### Extrait de page
=-=-=-=-=

Pesée des poubelles, collecte en porte-à-porte, ambassadeurs du tri... À Besançon, dans des communes corses ou ailleurs, des expérimentations ont cours pour réduire le nombre de déchets, et mieux les collecter. [ENQUÊTE 4/4]

Vous lisez la dernière partie de l’enquête Brûlés, enfouis, recyclés... Que faire des déchets ? La première est ici, la deuxième , la troisième ici.


Besançon (Doubs), reportage

Un jour de 2008, derrière les fenêtres d’un immeuble vitré aux allures faussement futuristes dans la « City » de Besançon, les administrateurs du Sybert, le syndicat mixte des villes de l’agglomération de Grand-Besançon, étaient face à un dilemme. Ils étaient en charge du traitement des déchets produits par les 224 000 habitants de la région. Depuis les années 1970, un incinérateur se chargeait de la combustion de plus de 50 000 tonnes de déchets par an. Deux fours, l’un construit en 1976, l’autre en 2002, tournaient continuellement. Ce jour-là, les élus devaient se décider : fallait-il rénover le plus vieux de ces deux fours ? Contre toute attente, plutôt que d’investir dans une nouvelle infrastructure coûteuse, nocive pour la santé des riverains et pour l’environnement, le syndicat fit le choix de revoir toute sa politique de gestion des déchets — et d’en réduire drastiquement la production. « On a voulu changer de paradigme, essayer de faire les choses autrement », retrace Loys Monllor, directeur du Sybert.

=-=-=-=-=

### Consigne
Dans l'extrait sur les déchets, relevez les expérimentations nommées au début du texte, avant les points de suspension.

=-=-=-=-=

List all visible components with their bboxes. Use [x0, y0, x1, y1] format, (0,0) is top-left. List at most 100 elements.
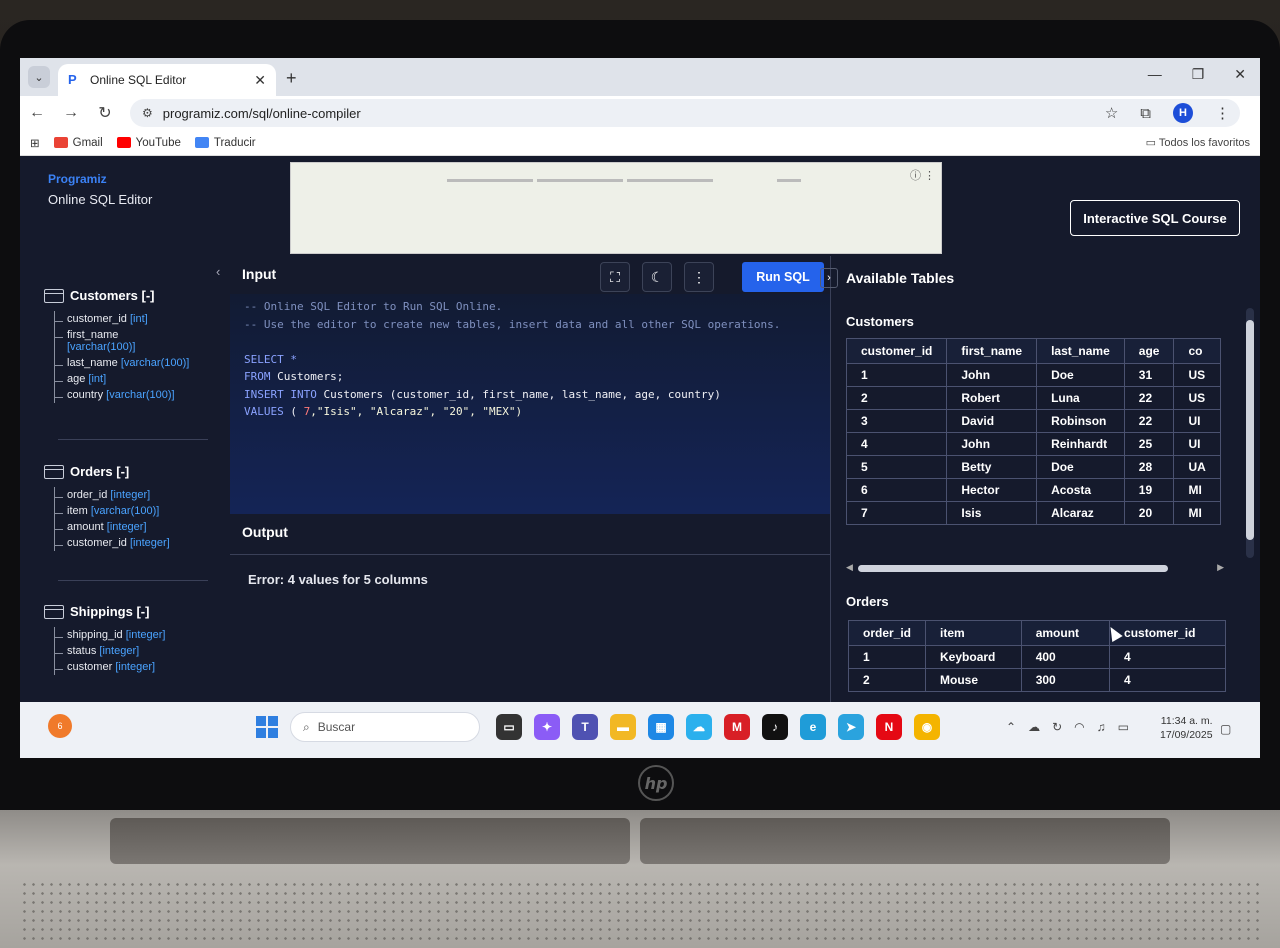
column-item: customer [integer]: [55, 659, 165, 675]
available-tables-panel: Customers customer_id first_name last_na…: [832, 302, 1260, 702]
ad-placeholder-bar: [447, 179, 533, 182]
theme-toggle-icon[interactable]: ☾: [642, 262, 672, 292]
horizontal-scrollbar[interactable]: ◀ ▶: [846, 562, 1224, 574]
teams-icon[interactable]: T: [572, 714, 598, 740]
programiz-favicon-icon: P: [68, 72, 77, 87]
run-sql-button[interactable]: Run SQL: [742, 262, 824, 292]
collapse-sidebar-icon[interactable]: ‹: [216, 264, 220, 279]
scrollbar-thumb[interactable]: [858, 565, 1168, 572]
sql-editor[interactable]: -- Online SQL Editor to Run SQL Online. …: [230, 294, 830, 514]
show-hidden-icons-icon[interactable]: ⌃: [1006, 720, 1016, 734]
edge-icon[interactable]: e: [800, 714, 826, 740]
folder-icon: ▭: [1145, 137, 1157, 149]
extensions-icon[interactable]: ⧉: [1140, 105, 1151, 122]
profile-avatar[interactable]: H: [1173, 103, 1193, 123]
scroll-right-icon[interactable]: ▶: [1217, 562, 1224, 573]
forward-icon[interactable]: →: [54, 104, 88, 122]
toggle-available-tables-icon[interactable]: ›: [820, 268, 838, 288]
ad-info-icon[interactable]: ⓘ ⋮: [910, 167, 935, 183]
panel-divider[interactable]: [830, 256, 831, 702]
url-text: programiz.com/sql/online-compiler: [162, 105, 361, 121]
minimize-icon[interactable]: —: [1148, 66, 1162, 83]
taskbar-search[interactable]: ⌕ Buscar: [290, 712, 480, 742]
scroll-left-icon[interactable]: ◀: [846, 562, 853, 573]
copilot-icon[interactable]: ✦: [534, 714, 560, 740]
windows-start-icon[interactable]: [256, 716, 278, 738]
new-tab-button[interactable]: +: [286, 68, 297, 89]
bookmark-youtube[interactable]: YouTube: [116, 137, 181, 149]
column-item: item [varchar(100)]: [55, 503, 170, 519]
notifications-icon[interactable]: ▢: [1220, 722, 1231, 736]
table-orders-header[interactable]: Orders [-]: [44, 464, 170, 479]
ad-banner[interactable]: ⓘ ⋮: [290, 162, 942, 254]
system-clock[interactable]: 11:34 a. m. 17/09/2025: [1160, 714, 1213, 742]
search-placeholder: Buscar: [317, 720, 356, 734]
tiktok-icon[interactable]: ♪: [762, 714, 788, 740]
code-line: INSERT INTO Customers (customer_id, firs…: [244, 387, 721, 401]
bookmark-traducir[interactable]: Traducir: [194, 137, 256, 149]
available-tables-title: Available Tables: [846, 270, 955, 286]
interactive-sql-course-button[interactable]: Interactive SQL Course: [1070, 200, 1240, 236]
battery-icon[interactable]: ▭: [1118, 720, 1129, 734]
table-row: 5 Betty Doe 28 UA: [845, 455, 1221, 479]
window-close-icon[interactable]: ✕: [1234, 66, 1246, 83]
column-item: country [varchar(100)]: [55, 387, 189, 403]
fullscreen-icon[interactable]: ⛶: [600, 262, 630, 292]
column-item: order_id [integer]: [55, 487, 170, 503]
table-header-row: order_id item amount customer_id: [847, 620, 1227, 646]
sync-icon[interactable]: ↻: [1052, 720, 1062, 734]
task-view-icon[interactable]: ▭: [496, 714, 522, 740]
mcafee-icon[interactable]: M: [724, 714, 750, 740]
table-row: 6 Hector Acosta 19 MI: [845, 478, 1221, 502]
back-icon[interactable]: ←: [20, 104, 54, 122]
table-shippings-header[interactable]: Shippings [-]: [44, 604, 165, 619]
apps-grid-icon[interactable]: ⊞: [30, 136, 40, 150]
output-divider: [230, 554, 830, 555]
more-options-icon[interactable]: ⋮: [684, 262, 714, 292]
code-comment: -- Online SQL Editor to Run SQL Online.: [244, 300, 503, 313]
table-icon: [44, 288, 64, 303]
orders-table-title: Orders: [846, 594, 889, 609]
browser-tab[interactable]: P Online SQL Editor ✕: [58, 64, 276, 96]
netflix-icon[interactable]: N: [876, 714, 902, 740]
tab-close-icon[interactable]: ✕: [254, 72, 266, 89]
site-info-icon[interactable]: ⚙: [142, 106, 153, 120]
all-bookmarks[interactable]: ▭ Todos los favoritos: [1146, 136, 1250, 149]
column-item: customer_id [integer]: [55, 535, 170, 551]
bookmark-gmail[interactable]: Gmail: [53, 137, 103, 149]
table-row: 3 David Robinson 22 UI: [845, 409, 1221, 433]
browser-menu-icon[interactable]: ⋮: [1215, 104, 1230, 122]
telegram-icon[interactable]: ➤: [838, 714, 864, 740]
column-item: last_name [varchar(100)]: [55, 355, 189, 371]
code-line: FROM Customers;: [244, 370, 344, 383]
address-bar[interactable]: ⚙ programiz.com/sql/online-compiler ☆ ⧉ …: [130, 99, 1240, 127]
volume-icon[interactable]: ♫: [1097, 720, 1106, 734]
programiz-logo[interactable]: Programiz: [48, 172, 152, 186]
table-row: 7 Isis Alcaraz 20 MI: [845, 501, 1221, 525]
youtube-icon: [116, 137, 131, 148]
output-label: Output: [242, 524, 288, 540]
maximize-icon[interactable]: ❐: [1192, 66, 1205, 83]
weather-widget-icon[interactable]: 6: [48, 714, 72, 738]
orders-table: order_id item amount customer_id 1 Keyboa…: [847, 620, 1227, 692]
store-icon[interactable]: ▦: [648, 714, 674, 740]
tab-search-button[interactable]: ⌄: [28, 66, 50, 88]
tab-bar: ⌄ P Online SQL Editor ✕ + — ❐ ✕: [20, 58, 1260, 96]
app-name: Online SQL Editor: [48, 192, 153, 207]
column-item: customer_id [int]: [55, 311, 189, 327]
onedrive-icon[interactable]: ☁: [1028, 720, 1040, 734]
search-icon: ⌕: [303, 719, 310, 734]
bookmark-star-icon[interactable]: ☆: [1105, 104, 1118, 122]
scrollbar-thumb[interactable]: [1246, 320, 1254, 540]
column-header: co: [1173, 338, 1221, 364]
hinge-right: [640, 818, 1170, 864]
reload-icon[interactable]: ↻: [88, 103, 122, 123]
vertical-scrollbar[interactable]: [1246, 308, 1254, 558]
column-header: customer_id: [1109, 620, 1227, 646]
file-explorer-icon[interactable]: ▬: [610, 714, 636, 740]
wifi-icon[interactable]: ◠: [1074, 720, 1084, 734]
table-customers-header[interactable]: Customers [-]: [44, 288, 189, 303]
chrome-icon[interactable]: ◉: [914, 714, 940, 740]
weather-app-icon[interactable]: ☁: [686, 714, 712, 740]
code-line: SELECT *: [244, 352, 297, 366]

=-=-=-=-=

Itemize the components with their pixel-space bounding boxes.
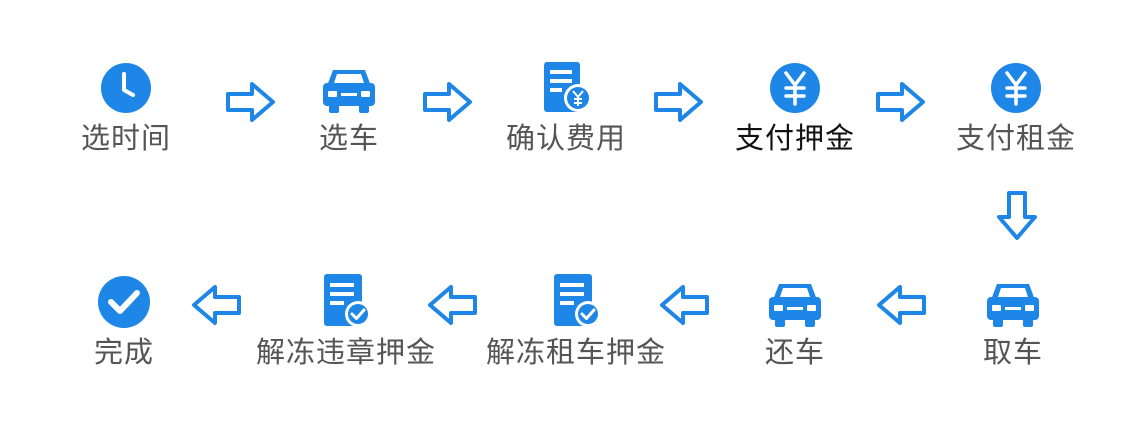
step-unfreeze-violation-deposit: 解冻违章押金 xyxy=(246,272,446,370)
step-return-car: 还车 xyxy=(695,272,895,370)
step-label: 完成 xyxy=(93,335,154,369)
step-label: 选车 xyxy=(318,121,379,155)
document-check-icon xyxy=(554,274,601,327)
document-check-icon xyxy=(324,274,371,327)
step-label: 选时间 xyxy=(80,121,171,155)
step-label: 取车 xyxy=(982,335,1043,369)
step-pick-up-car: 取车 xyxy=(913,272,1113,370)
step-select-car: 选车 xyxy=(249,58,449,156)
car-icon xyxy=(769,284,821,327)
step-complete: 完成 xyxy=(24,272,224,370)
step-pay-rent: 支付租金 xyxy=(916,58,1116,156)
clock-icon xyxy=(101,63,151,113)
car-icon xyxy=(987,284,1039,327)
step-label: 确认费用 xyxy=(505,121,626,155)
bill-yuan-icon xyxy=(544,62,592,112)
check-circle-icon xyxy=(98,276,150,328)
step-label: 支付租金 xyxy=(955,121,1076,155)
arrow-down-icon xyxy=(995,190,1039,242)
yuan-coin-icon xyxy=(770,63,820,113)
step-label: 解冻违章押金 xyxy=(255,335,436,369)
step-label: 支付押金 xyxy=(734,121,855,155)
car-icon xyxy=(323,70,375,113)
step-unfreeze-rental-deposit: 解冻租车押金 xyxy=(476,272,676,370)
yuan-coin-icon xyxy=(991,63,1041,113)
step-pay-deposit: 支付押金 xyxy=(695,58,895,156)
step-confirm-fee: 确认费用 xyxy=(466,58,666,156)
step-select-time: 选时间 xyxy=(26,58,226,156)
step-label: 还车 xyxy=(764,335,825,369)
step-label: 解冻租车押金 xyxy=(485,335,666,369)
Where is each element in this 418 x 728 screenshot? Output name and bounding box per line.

=-=-=-=-=

### Corrigé
- Pesée des poubelles
- Collecte en porte-à-porte
- Ambassadeurs du tri